▶ _SUPPLIED MATERIAL_

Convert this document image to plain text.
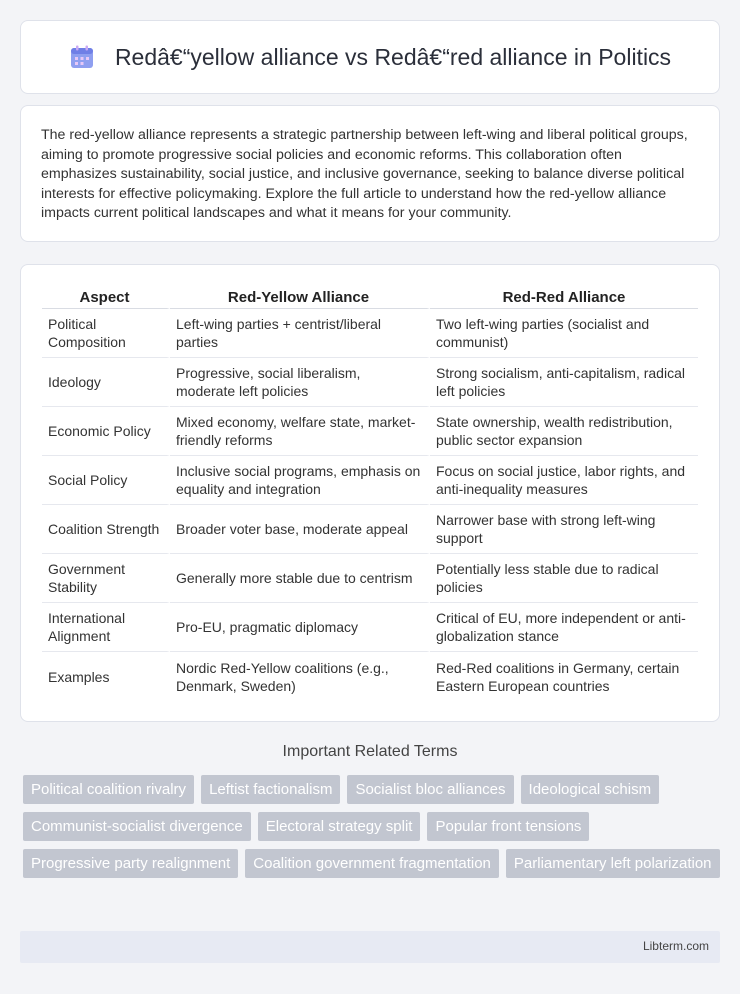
Redâ€“yellow alliance vs Redâ€“red alliance in Politics

The red-yellow alliance represents a strategic partnership between left-wing and liberal political groups, aiming to promote progressive social policies and economic reforms. This collaboration often emphasizes sustainability, social justice, and inclusive governance, seeking to balance diverse political interests for effective policymaking. Explore the full article to understand how the red-yellow alliance impacts current political landscapes and what it means for your community.

Aspect	Red-Yellow Alliance	Red-Red Alliance
Political Composition	Left-wing parties + centrist/liberal parties	Two left-wing parties (socialist and communist)
Ideology	Progressive, social liberalism, moderate left policies	Strong socialism, anti-capitalism, radical left policies
Economic Policy	Mixed economy, welfare state, market-friendly reforms	State ownership, wealth redistribution, public sector expansion
Social Policy	Inclusive social programs, emphasis on equality and integration	Focus on social justice, labor rights, and anti-inequality measures
Coalition Strength	Broader voter base, moderate appeal	Narrower base with strong left-wing support
Government Stability	Generally more stable due to centrism	Potentially less stable due to radical policies
International Alignment	Pro-EU, pragmatic diplomacy	Critical of EU, more independent or anti-globalization stance
Examples	Nordic Red-Yellow coalitions (e.g., Denmark, Sweden)	Red-Red coalitions in Germany, certain Eastern European countries
Important Related Terms
Political coalition rivalry	Leftist factionalism	Socialist bloc alliances	Ideological schism
Communist-socialist divergence	Electoral strategy split	Popular front tensions
Progressive party realignment	Coalition government fragmentation	Parliamentary left polarization
Libterm.com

▶ _WHAT IS REQUIRED_
Set down the records in full and exactly. Do not carry over any image.

▶ _ANSWER TO THE TASK_
Convert this document image to plain text.
Redâ€“yellow alliance vs Redâ€“red alliance in Politics

The red-yellow alliance represents a strategic partnership between left-wing and liberal political groups, aiming to promote progressive social policies and economic reforms. This collaboration often emphasizes sustainability, social justice, and inclusive governance, seeking to balance diverse political interests for effective policymaking. Explore the full article to understand how the red-yellow alliance impacts current political landscapes and what it means for your community.

Aspect	Red-Yellow Alliance	Red-Red Alliance
Political Composition	Left-wing parties + centrist/liberal parties	Two left-wing parties (socialist and communist)
Ideology	Progressive, social liberalism, moderate left policies	Strong socialism, anti-capitalism, radical left policies
Economic Policy	Mixed economy, welfare state, market-friendly reforms	State ownership, wealth redistribution, public sector expansion
Social Policy	Inclusive social programs, emphasis on equality and integration	Focus on social justice, labor rights, and anti-inequality measures
Coalition Strength	Broader voter base, moderate appeal	Narrower base with strong left-wing support
Government Stability	Generally more stable due to centrism	Potentially less stable due to radical policies
International Alignment	Pro-EU, pragmatic diplomacy	Critical of EU, more independent or anti-globalization stance
Examples	Nordic Red-Yellow coalitions (e.g., Denmark, Sweden)	Red-Red coalitions in Germany, certain Eastern European countries
Important Related Terms
Political coalition rivalry	Leftist factionalism	Socialist bloc alliances	Ideological schism
Communist-socialist divergence	Electoral strategy split	Popular front tensions
Progressive party realignment	Coalition government fragmentation	Parliamentary left polarization
Libterm.com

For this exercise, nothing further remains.